_Dataset items_:
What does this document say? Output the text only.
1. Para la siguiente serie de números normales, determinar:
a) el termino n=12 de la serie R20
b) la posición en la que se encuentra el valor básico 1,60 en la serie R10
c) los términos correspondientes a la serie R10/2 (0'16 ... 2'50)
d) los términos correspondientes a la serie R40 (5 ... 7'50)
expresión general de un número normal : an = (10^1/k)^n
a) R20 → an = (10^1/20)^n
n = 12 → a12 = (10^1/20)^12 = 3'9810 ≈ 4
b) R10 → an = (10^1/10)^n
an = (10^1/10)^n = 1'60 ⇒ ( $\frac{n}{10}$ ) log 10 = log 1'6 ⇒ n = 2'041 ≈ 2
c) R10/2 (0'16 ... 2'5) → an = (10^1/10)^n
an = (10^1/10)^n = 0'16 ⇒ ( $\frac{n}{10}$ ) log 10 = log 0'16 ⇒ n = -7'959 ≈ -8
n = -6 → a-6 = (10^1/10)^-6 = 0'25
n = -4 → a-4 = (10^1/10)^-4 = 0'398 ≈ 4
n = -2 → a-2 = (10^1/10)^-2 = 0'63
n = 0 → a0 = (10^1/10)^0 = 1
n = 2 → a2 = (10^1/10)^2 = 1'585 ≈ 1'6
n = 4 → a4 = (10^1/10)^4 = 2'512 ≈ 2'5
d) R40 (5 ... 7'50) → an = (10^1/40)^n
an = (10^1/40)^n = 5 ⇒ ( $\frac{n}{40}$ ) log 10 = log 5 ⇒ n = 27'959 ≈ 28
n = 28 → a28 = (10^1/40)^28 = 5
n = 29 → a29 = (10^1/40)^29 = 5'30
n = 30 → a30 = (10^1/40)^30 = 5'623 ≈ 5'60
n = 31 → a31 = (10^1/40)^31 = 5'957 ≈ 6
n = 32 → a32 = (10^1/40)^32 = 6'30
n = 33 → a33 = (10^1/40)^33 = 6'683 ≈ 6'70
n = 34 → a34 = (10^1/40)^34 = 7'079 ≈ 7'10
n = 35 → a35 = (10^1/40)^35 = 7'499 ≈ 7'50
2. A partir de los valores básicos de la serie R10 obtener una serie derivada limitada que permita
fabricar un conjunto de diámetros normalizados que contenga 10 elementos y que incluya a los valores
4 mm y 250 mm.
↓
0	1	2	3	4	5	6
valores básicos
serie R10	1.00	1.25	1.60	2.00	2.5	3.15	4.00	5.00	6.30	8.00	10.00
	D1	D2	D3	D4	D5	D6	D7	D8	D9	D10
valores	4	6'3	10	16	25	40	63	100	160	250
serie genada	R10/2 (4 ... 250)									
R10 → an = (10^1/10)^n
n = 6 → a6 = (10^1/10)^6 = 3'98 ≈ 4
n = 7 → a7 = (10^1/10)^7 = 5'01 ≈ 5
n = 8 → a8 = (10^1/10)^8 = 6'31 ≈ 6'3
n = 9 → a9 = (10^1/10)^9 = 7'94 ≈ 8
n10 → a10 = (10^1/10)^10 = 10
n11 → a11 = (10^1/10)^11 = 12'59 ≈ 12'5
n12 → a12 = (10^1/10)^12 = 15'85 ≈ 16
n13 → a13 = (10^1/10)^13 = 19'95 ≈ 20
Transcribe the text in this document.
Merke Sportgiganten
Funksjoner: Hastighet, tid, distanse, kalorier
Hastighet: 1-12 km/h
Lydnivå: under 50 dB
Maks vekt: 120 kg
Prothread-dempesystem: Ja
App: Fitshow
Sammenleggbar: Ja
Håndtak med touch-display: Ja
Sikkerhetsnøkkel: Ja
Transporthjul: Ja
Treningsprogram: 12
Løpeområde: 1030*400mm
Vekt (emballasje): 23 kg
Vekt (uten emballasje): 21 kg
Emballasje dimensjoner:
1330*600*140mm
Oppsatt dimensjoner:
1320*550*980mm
==
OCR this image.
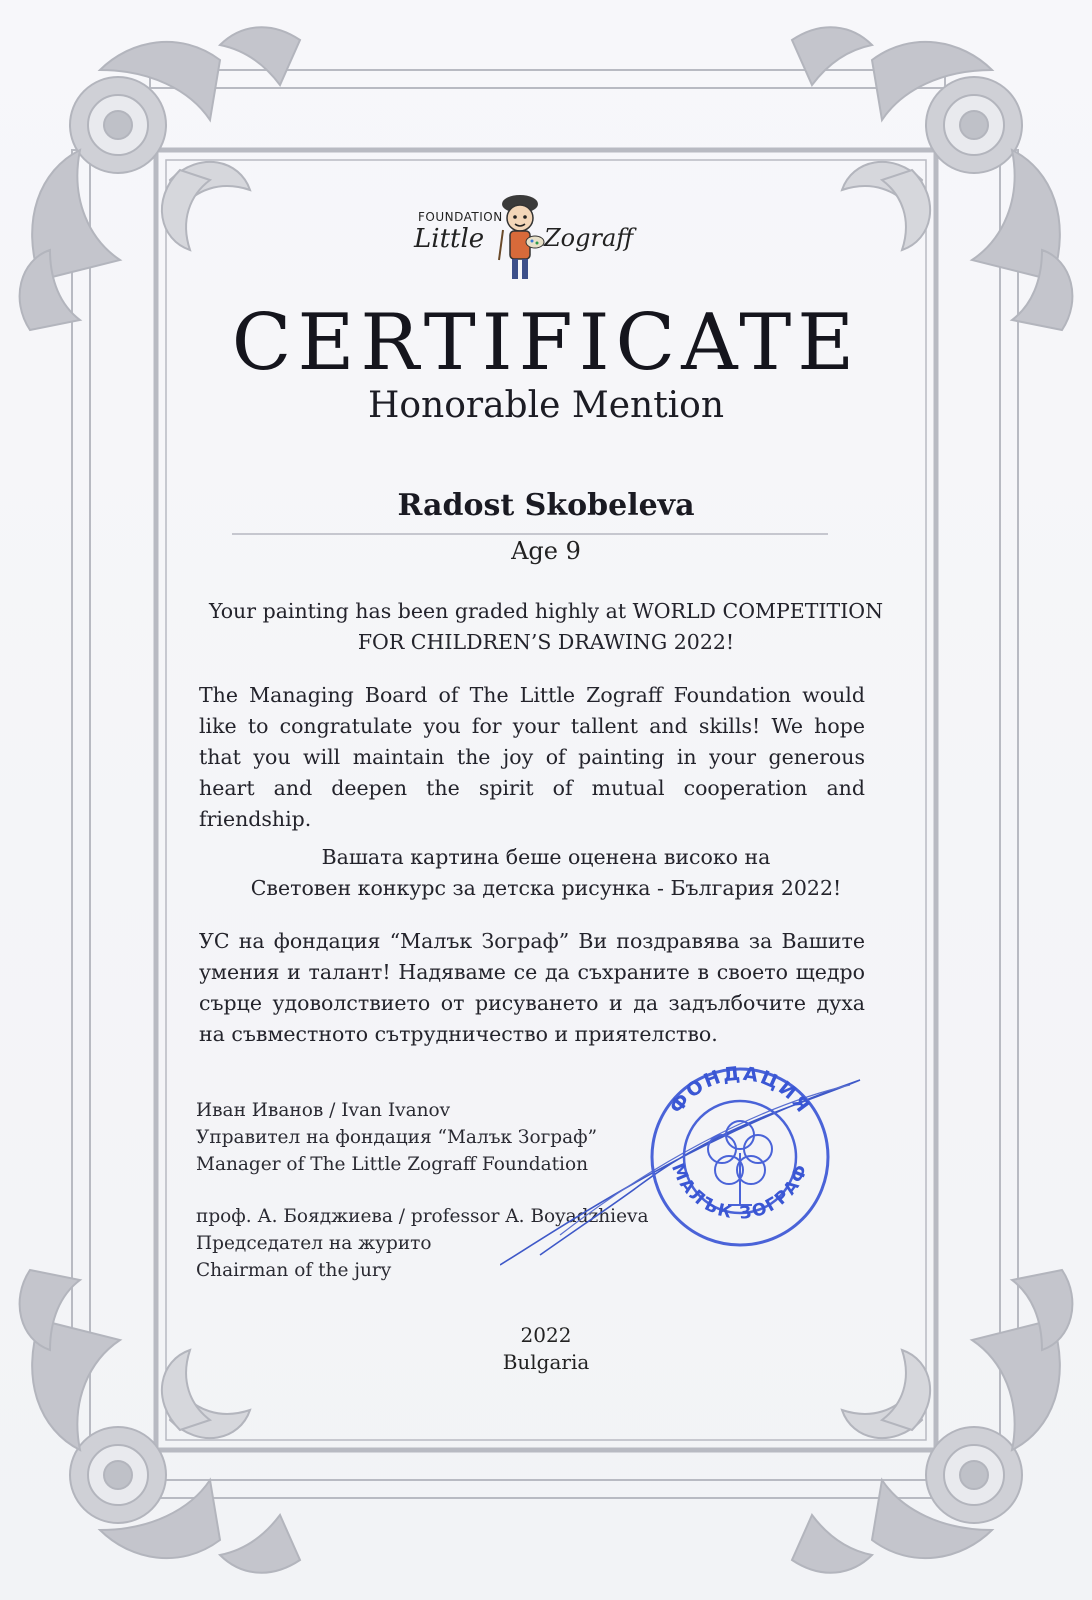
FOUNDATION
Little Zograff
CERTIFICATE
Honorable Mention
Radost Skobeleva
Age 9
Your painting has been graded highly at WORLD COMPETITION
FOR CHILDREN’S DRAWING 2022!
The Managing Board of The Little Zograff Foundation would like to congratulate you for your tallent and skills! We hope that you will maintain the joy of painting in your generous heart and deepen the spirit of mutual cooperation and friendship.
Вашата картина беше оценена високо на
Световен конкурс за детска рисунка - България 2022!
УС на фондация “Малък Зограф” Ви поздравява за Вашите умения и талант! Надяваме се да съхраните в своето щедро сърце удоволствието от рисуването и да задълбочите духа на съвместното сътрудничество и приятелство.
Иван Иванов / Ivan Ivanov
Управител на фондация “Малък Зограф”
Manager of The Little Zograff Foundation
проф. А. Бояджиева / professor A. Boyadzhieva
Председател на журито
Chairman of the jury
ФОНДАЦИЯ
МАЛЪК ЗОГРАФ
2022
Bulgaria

_What is required_: State how many lines include the string "Little". Give no other information.

_Full response_: 3